### Data lines ###

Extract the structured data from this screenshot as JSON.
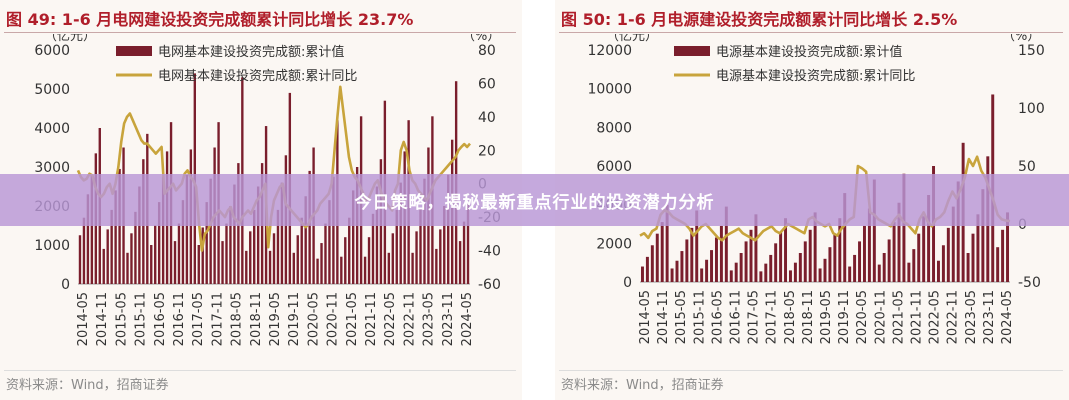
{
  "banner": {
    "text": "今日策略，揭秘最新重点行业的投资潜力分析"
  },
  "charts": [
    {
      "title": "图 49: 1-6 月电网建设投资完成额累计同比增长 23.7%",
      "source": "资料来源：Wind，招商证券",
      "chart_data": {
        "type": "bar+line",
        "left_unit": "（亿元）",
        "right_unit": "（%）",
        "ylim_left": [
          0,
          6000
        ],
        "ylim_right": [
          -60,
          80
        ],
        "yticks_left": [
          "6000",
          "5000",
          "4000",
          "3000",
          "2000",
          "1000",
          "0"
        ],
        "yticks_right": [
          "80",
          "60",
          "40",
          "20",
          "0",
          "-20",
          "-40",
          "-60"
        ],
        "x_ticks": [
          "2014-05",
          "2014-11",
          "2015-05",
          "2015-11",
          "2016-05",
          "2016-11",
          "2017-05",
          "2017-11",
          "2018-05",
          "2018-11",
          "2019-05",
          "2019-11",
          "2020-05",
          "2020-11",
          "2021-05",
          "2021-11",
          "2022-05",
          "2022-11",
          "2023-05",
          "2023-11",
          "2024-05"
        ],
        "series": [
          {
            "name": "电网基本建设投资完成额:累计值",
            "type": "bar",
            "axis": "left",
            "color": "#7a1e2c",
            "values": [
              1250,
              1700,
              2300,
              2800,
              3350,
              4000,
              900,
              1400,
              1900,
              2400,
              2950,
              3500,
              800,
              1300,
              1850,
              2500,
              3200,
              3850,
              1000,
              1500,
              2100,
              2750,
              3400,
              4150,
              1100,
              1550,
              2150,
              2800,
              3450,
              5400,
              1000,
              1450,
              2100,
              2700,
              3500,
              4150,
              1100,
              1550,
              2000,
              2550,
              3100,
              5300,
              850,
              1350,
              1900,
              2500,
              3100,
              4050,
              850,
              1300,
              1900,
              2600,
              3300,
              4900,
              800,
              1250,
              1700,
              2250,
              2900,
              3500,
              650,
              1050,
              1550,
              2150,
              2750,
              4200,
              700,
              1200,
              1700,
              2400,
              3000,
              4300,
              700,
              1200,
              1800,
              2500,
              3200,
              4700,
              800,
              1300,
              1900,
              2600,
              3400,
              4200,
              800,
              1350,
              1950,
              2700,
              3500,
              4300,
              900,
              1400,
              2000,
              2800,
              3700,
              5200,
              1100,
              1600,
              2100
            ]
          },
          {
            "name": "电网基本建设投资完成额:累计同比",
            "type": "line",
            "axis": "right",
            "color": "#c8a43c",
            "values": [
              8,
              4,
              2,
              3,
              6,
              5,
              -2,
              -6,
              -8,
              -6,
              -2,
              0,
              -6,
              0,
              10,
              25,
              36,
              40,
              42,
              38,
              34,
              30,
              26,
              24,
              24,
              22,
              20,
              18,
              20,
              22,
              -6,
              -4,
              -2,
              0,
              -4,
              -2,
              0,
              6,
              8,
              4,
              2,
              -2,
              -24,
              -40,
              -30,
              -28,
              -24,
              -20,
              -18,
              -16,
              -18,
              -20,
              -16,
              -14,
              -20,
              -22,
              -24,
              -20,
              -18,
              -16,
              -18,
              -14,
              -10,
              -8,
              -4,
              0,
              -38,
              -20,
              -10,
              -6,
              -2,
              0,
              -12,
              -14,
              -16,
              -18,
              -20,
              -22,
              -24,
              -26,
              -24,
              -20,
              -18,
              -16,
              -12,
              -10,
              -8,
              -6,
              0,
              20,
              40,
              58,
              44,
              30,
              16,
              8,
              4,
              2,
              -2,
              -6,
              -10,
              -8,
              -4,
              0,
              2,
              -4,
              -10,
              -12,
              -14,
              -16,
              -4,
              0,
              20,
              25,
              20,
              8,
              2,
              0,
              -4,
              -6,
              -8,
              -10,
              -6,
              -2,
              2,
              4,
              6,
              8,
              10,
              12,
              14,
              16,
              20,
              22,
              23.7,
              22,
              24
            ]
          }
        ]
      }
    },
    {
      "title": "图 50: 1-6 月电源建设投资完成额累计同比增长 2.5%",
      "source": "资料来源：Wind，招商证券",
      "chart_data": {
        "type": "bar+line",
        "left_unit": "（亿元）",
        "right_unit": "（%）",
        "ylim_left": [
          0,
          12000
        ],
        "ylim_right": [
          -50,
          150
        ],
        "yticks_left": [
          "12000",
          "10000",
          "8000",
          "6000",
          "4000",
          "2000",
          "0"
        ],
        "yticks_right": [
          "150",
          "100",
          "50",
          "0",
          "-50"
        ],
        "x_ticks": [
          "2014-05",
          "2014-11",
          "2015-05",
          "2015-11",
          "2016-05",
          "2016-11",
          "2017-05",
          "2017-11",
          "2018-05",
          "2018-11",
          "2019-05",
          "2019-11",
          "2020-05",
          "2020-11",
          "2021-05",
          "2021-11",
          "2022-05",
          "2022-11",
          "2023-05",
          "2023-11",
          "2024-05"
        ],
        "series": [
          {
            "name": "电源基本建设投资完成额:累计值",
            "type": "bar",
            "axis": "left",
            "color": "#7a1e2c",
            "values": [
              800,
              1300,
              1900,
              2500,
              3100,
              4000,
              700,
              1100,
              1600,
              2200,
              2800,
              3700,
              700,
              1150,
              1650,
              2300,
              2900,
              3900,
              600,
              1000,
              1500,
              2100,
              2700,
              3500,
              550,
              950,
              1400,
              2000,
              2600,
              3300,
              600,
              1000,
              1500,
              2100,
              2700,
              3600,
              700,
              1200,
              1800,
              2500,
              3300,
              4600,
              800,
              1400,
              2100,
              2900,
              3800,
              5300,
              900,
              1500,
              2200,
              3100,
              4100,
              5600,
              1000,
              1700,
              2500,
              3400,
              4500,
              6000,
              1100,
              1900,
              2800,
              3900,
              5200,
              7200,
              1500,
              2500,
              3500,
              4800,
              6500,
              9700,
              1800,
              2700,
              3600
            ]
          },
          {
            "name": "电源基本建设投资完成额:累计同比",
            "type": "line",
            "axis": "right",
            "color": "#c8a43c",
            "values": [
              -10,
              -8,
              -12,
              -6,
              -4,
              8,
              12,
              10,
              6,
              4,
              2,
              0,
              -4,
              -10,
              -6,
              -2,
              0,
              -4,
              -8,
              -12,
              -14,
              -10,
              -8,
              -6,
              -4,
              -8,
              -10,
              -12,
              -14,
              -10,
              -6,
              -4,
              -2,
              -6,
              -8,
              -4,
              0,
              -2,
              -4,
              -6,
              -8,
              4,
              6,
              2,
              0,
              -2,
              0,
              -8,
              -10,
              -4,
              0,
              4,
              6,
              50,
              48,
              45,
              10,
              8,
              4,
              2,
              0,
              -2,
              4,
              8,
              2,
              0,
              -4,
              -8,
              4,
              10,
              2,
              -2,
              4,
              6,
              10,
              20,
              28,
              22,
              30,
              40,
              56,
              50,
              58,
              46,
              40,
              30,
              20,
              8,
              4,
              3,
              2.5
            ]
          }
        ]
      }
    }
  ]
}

###
### Data lines ###

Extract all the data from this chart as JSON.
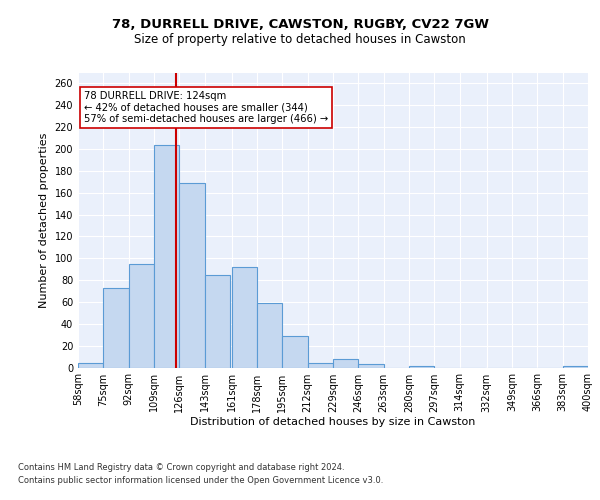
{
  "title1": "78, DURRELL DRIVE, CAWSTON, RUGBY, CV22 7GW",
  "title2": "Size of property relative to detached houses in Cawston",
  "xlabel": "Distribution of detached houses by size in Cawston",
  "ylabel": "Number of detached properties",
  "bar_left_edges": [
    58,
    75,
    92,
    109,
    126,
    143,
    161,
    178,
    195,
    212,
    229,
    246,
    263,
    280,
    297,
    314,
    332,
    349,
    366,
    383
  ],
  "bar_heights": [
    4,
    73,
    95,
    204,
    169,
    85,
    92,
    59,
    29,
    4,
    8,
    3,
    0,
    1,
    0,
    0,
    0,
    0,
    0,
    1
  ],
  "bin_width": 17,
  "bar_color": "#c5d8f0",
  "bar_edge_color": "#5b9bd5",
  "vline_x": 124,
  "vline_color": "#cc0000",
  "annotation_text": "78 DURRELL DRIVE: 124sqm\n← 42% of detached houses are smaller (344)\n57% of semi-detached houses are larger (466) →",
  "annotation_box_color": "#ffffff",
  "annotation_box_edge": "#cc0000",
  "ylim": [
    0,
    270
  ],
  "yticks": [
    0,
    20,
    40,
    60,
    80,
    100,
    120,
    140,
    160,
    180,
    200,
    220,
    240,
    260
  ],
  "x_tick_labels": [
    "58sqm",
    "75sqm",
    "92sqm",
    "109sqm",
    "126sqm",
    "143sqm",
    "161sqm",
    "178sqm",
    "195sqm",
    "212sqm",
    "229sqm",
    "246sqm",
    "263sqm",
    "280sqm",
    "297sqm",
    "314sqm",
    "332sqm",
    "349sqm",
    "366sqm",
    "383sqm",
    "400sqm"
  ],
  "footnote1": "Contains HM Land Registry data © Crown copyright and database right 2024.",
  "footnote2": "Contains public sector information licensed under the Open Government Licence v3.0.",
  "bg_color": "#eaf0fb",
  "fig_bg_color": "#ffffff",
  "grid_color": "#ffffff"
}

###

§ Work to complete: Gather each line in the entries above where the string "Extract" is found.

§ Answer to the exercise:
Extract the structured data from this screenshot as JSON.
Extract all the data from this chart as JSON.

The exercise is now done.